(Dataset rows)
:::::

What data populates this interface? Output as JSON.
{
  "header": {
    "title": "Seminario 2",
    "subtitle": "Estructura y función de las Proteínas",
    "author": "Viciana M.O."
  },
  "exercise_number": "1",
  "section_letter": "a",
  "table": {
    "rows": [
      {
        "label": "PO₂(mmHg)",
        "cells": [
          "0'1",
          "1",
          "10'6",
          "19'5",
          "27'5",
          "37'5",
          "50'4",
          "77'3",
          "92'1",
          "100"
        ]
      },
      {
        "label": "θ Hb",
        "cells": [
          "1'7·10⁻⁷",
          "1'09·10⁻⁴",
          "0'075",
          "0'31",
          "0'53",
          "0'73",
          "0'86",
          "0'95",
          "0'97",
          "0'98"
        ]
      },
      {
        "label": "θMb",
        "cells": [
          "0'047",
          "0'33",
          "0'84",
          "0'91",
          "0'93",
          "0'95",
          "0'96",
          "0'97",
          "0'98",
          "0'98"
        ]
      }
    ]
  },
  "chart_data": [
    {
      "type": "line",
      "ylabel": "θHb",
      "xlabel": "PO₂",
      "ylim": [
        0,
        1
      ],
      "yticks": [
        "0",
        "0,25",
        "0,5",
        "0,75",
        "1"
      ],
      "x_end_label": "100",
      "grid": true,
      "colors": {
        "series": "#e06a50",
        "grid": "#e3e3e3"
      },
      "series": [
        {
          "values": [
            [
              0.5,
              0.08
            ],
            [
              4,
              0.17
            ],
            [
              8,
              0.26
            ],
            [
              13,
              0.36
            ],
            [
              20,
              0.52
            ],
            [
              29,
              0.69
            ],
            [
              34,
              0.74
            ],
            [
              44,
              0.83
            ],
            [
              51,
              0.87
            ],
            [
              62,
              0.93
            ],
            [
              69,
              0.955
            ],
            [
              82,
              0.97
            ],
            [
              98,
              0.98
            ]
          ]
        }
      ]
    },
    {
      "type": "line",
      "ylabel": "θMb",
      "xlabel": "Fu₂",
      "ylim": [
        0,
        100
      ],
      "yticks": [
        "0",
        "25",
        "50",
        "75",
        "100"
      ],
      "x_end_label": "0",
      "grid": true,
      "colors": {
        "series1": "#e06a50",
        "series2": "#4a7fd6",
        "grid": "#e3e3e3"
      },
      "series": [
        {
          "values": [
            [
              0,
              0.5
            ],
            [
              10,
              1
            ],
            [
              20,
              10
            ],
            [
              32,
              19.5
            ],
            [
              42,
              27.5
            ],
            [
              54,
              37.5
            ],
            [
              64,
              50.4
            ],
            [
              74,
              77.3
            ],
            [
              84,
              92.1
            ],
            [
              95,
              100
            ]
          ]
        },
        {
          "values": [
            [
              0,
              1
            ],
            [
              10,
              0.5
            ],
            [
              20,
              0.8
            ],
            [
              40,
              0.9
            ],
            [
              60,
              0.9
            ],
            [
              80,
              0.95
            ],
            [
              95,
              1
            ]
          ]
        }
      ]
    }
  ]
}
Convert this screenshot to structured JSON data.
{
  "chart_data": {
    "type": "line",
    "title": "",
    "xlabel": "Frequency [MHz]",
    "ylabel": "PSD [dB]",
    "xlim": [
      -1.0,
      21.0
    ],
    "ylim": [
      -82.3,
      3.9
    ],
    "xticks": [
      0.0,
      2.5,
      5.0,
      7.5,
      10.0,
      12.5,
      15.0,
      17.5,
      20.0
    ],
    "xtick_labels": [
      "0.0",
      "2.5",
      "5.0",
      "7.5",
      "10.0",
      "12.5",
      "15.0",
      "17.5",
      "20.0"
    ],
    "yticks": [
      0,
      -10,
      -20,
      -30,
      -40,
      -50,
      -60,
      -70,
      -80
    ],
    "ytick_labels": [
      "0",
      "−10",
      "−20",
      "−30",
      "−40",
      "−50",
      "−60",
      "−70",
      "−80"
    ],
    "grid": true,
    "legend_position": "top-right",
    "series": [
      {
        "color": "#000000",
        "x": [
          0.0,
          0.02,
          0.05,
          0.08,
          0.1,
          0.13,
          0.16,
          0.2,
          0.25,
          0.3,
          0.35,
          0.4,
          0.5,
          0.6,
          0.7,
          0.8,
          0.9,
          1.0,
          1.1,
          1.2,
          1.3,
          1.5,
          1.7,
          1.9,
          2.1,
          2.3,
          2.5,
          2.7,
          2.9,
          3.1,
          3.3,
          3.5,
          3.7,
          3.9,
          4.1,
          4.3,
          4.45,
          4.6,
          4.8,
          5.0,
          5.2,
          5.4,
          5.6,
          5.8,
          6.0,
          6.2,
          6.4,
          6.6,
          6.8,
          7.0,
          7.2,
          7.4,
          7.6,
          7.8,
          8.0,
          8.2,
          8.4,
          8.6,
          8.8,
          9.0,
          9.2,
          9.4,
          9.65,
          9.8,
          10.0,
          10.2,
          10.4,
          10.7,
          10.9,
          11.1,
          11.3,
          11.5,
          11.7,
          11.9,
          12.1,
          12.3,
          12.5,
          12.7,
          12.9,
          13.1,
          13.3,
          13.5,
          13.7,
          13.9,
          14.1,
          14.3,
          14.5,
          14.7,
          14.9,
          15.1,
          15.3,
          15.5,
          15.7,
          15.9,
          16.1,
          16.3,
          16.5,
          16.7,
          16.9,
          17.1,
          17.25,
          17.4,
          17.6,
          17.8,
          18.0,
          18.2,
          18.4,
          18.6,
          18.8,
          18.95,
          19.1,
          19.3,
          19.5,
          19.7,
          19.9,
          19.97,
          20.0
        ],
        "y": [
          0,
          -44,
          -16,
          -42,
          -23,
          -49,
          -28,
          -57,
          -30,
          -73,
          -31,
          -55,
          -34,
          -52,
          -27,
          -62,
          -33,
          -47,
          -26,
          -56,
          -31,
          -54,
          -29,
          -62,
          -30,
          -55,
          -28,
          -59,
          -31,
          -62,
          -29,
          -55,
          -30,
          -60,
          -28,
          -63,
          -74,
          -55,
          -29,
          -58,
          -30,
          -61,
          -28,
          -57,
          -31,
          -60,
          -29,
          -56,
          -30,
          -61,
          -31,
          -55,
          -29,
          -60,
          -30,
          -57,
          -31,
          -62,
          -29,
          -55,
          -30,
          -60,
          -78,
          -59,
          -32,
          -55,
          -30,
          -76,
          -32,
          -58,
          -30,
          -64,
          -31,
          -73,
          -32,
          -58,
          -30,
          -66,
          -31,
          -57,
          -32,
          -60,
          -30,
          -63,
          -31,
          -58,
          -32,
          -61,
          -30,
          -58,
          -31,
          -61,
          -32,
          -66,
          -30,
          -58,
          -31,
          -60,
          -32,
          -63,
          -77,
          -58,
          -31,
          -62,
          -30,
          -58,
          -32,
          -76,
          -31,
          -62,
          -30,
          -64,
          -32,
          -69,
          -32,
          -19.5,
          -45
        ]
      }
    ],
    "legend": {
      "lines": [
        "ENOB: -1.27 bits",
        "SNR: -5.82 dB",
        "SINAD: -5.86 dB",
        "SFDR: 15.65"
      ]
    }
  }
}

:::::

EXERCISE DIRECTIONS ▸ Make an exact copy of the data above.

EXERCISE ANSWER ▸
What data populates this interface? Output as JSON.
{
  "header": {
    "title": "Seminario 2",
    "subtitle": "Estructura y función de las Proteínas",
    "author": "Viciana M.O."
  },
  "exercise_number": "1",
  "section_letter": "a",
  "table": {
    "rows": [
      {
        "label": "PO₂(mmHg)",
        "cells": [
          "0'1",
          "1",
          "10'6",
          "19'5",
          "27'5",
          "37'5",
          "50'4",
          "77'3",
          "92'1",
          "100"
        ]
      },
      {
        "label": "θ Hb",
        "cells": [
          "1'7·10⁻⁷",
          "1'09·10⁻⁴",
          "0'075",
          "0'31",
          "0'53",
          "0'73",
          "0'86",
          "0'95",
          "0'97",
          "0'98"
        ]
      },
      {
        "label": "θMb",
        "cells": [
          "0'047",
          "0'33",
          "0'84",
          "0'91",
          "0'93",
          "0'95",
          "0'96",
          "0'97",
          "0'98",
          "0'98"
        ]
      }
    ]
  },
  "chart_data": [
    {
      "type": "line",
      "ylabel": "θHb",
      "xlabel": "PO₂",
      "ylim": [
        0,
        1
      ],
      "yticks": [
        "0",
        "0,25",
        "0,5",
        "0,75",
        "1"
      ],
      "x_end_label": "100",
      "grid": true,
      "colors": {
        "series": "#e06a50",
        "grid": "#e3e3e3"
      },
      "series": [
        {
          "values": [
            [
              0.5,
              0.08
            ],
            [
              4,
              0.17
            ],
            [
              8,
              0.26
            ],
            [
              13,
              0.36
            ],
            [
              20,
              0.52
            ],
            [
              29,
              0.69
            ],
            [
              34,
              0.74
            ],
            [
              44,
              0.83
            ],
            [
              51,
              0.87
            ],
            [
              62,
              0.93
            ],
            [
              69,
              0.955
            ],
            [
              82,
              0.97
            ],
            [
              98,
              0.98
            ]
          ]
        }
      ]
    },
    {
      "type": "line",
      "ylabel": "θMb",
      "xlabel": "Fu₂",
      "ylim": [
        0,
        100
      ],
      "yticks": [
        "0",
        "25",
        "50",
        "75",
        "100"
      ],
      "x_end_label": "0",
      "grid": true,
      "colors": {
        "series1": "#e06a50",
        "series2": "#4a7fd6",
        "grid": "#e3e3e3"
      },
      "series": [
        {
          "values": [
            [
              0,
              0.5
            ],
            [
              10,
              1
            ],
            [
              20,
              10
            ],
            [
              32,
              19.5
            ],
            [
              42,
              27.5
            ],
            [
              54,
              37.5
            ],
            [
              64,
              50.4
            ],
            [
              74,
              77.3
            ],
            [
              84,
              92.1
            ],
            [
              95,
              100
            ]
          ]
        },
        {
          "values": [
            [
              0,
              1
            ],
            [
              10,
              0.5
            ],
            [
              20,
              0.8
            ],
            [
              40,
              0.9
            ],
            [
              60,
              0.9
            ],
            [
              80,
              0.95
            ],
            [
              95,
              1
            ]
          ]
        }
      ]
    }
  ]
}
Convert this screenshot to structured JSON data.
{
  "chart_data": {
    "type": "line",
    "title": "",
    "xlabel": "Frequency [MHz]",
    "ylabel": "PSD [dB]",
    "xlim": [
      -1.0,
      21.0
    ],
    "ylim": [
      -82.3,
      3.9
    ],
    "xticks": [
      0.0,
      2.5,
      5.0,
      7.5,
      10.0,
      12.5,
      15.0,
      17.5,
      20.0
    ],
    "xtick_labels": [
      "0.0",
      "2.5",
      "5.0",
      "7.5",
      "10.0",
      "12.5",
      "15.0",
      "17.5",
      "20.0"
    ],
    "yticks": [
      0,
      -10,
      -20,
      -30,
      -40,
      -50,
      -60,
      -70,
      -80
    ],
    "ytick_labels": [
      "0",
      "−10",
      "−20",
      "−30",
      "−40",
      "−50",
      "−60",
      "−70",
      "−80"
    ],
    "grid": true,
    "legend_position": "top-right",
    "series": [
      {
        "color": "#000000",
        "x": [
          0.0,
          0.02,
          0.05,
          0.08,
          0.1,
          0.13,
          0.16,
          0.2,
          0.25,
          0.3,
          0.35,
          0.4,
          0.5,
          0.6,
          0.7,
          0.8,
          0.9,
          1.0,
          1.1,
          1.2,
          1.3,
          1.5,
          1.7,
          1.9,
          2.1,
          2.3,
          2.5,
          2.7,
          2.9,
          3.1,
          3.3,
          3.5,
          3.7,
          3.9,
          4.1,
          4.3,
          4.45,
          4.6,
          4.8,
          5.0,
          5.2,
          5.4,
          5.6,
          5.8,
          6.0,
          6.2,
          6.4,
          6.6,
          6.8,
          7.0,
          7.2,
          7.4,
          7.6,
          7.8,
          8.0,
          8.2,
          8.4,
          8.6,
          8.8,
          9.0,
          9.2,
          9.4,
          9.65,
          9.8,
          10.0,
          10.2,
          10.4,
          10.7,
          10.9,
          11.1,
          11.3,
          11.5,
          11.7,
          11.9,
          12.1,
          12.3,
          12.5,
          12.7,
          12.9,
          13.1,
          13.3,
          13.5,
          13.7,
          13.9,
          14.1,
          14.3,
          14.5,
          14.7,
          14.9,
          15.1,
          15.3,
          15.5,
          15.7,
          15.9,
          16.1,
          16.3,
          16.5,
          16.7,
          16.9,
          17.1,
          17.25,
          17.4,
          17.6,
          17.8,
          18.0,
          18.2,
          18.4,
          18.6,
          18.8,
          18.95,
          19.1,
          19.3,
          19.5,
          19.7,
          19.9,
          19.97,
          20.0
        ],
        "y": [
          0,
          -44,
          -16,
          -42,
          -23,
          -49,
          -28,
          -57,
          -30,
          -73,
          -31,
          -55,
          -34,
          -52,
          -27,
          -62,
          -33,
          -47,
          -26,
          -56,
          -31,
          -54,
          -29,
          -62,
          -30,
          -55,
          -28,
          -59,
          -31,
          -62,
          -29,
          -55,
          -30,
          -60,
          -28,
          -63,
          -74,
          -55,
          -29,
          -58,
          -30,
          -61,
          -28,
          -57,
          -31,
          -60,
          -29,
          -56,
          -30,
          -61,
          -31,
          -55,
          -29,
          -60,
          -30,
          -57,
          -31,
          -62,
          -29,
          -55,
          -30,
          -60,
          -78,
          -59,
          -32,
          -55,
          -30,
          -76,
          -32,
          -58,
          -30,
          -64,
          -31,
          -73,
          -32,
          -58,
          -30,
          -66,
          -31,
          -57,
          -32,
          -60,
          -30,
          -63,
          -31,
          -58,
          -32,
          -61,
          -30,
          -58,
          -31,
          -61,
          -32,
          -66,
          -30,
          -58,
          -31,
          -60,
          -32,
          -63,
          -77,
          -58,
          -31,
          -62,
          -30,
          -58,
          -32,
          -76,
          -31,
          -62,
          -30,
          -64,
          -32,
          -69,
          -32,
          -19.5,
          -45
        ]
      }
    ],
    "legend": {
      "lines": [
        "ENOB: -1.27 bits",
        "SNR: -5.82 dB",
        "SINAD: -5.86 dB",
        "SFDR: 15.65"
      ]
    }
  }
}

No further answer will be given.